Exercise task: Locate every line that holds the string "жизнь" and copy it.

Supplied information:
★ ★ ★
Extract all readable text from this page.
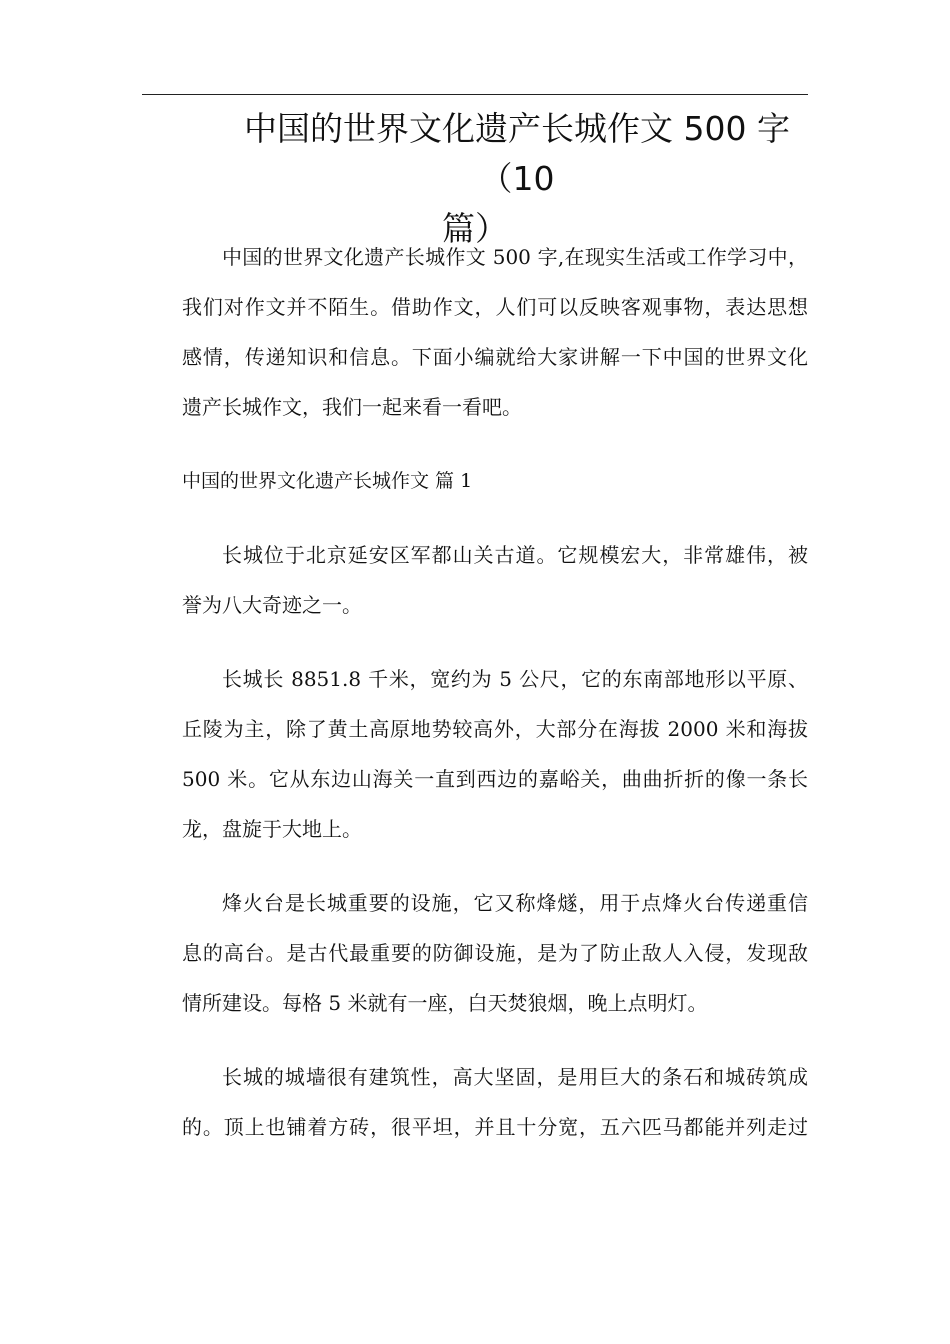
中国的世界文化遗产长城作文 500 字（10
篇）
中国的世界文化遗产长城作文 500 字,在现实生活或工作学习中，
我们对作文并不陌生。借助作文，人们可以反映客观事物，表达思想
感情，传递知识和信息。下面小编就给大家讲解一下中国的世界文化
遗产长城作文，我们一起来看一看吧。
中国的世界文化遗产长城作文 篇 1
长城位于北京延安区军都山关古道。它规模宏大，非常雄伟，被
誉为八大奇迹之一。
长城长 8851.8 千米，宽约为 5 公尺，它的东南部地形以平原、
丘陵为主，除了黄土高原地势较高外，大部分在海拔 2000 米和海拔
500 米。它从东边山海关一直到西边的嘉峪关，曲曲折折的像一条长
龙，盘旋于大地上。
烽火台是长城重要的设施，它又称烽燧，用于点烽火台传递重信
息的高台。是古代最重要的防御设施，是为了防止敌人入侵，发现敌
情所建设。每格 5 米就有一座，白天焚狼烟，晚上点明灯。
长城的城墙很有建筑性，高大坚固，是用巨大的条石和城砖筑成
的。顶上也铺着方砖，很平坦，并且十分宽，五六匹马都能并列走过
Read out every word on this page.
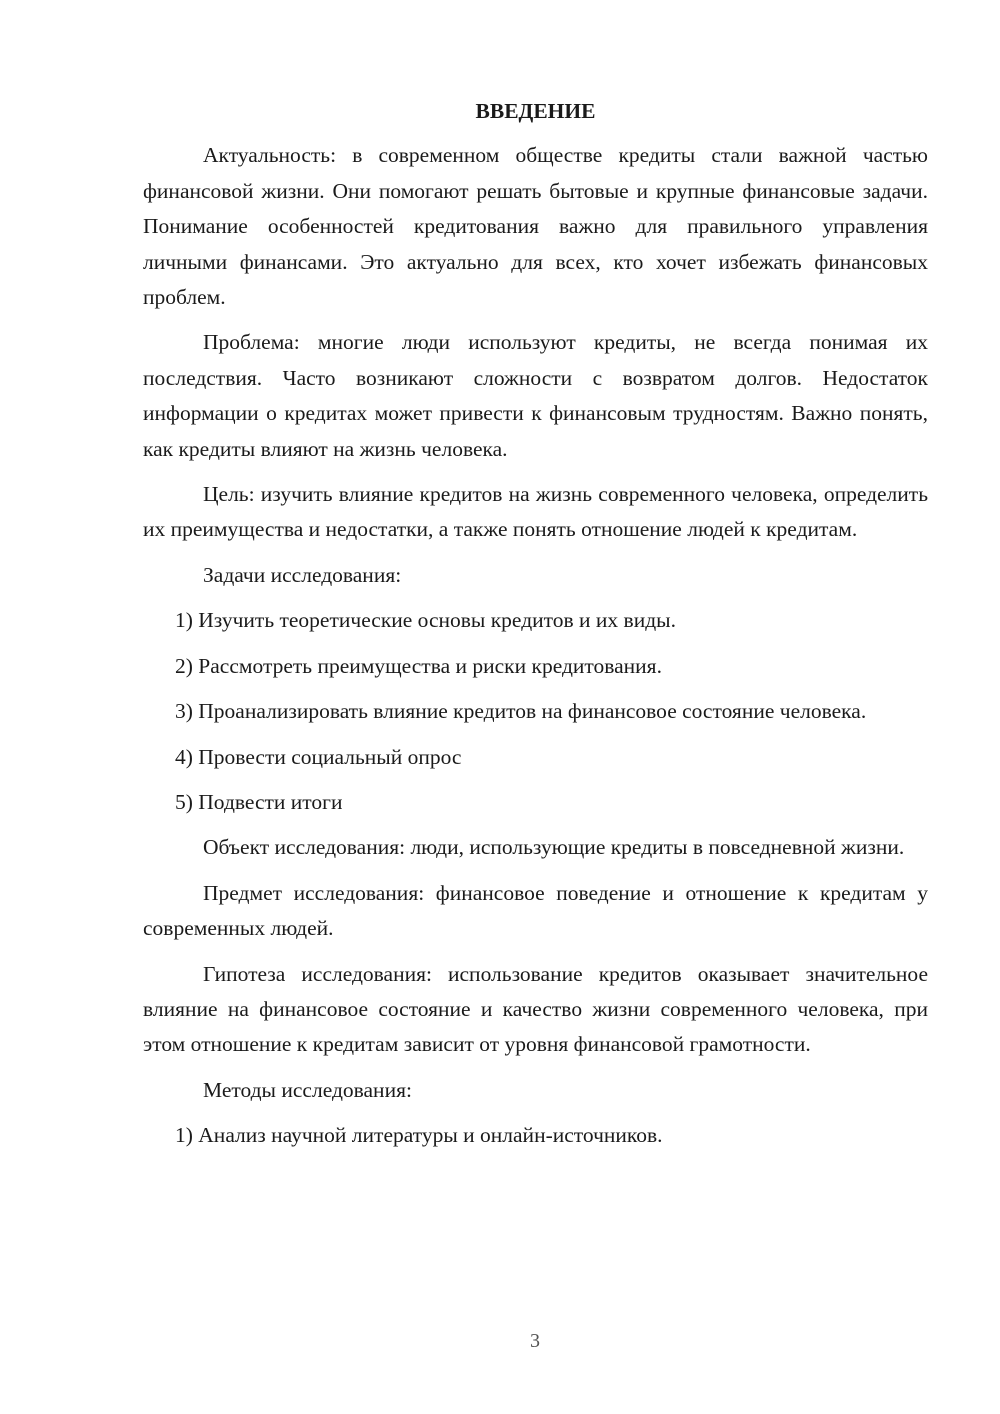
ВВЕДЕНИЕ

Актуальность: в современном обществе кредиты стали важной частью финансовой жизни. Они помогают решать бытовые и крупные финансовые задачи. Понимание особенностей кредитования важно для правильного управления личными финансами. Это актуально для всех, кто хочет избежать финансовых проблем.

Проблема: многие люди используют кредиты, не всегда понимая их последствия. Часто возникают сложности с возвратом долгов. Недостаток информации о кредитах может привести к финансовым трудностям. Важно понять, как кредиты влияют на жизнь человека.

Цель: изучить влияние кредитов на жизнь современного человека, определить их преимущества и недостатки, а также понять отношение людей к кредитам.

Задачи исследования:

1) Изучить теоретические основы кредитов и их виды.

2) Рассмотреть преимущества и риски кредитования.

3) Проанализировать влияние кредитов на финансовое состояние человека.

4) Провести социальный опрос

5) Подвести итоги

Объект исследования: люди, использующие кредиты в повседневной жизни.

Предмет исследования: финансовое поведение и отношение к кредитам у современных людей.

Гипотеза исследования: использование кредитов оказывает значительное влияние на финансовое состояние и качество жизни современного человека, при этом отношение к кредитам зависит от уровня финансовой грамотности.

Методы исследования:

1) Анализ научной литературы и онлайн-источников.

3
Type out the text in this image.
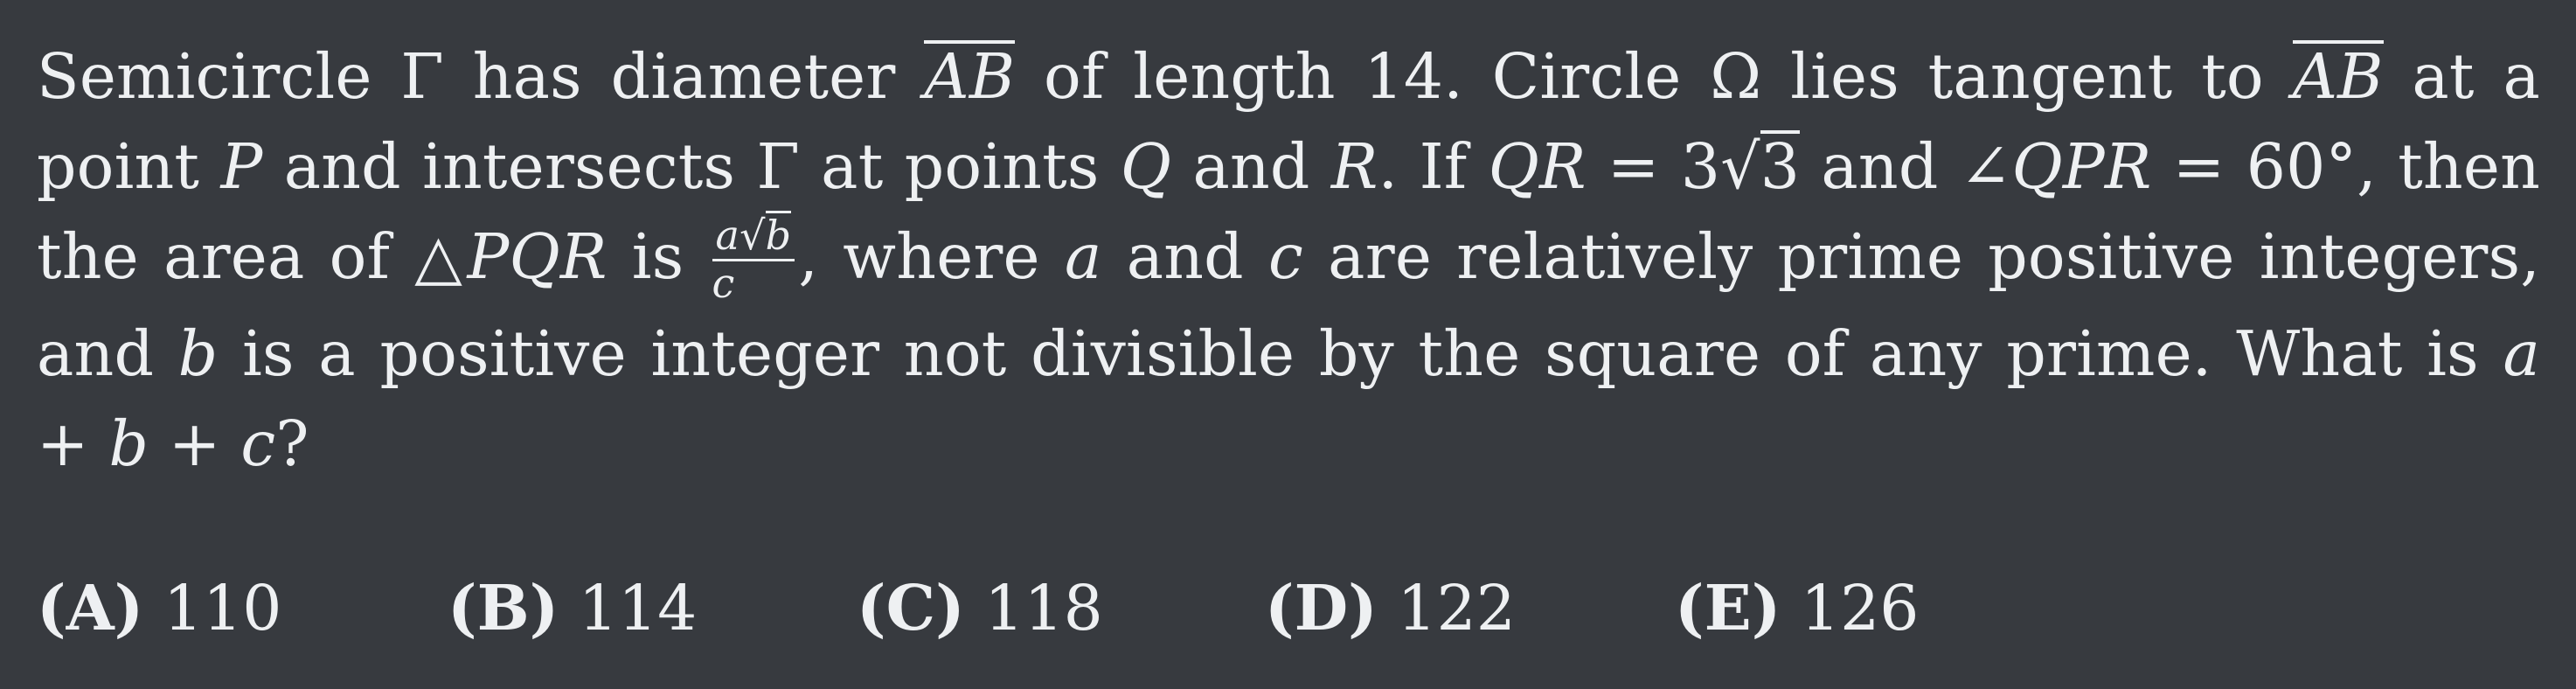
Semicircle Γ has diameter AB of length 14. Circle Ω lies tangent to AB at a point P and intersects Γ at points Q and R. If QR = 3√3 and ∠QPR = 60°, then the area of △PQR is $\frac{a√b}{c}$ , where a and c are relatively prime positive integers, and b is a positive integer not divisible by the square of any prime. What is a + b + c?
(A) 110	(B) 114	(C) 118	(D) 122	(E) 126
★ ★ ★
Task result:
Проблема: многие люди используют кредиты, не всегда понимая их последствия. Часто возникают сложности с возвратом долгов. Недостаток информации о кредитах может привести к финансовым трудностям. Важно понять, как кредиты влияют на жизнь человека.
Цель: изучить влияние кредитов на жизнь современного человека, определить их преимущества и недостатки, а также понять отношение людей к кредитам.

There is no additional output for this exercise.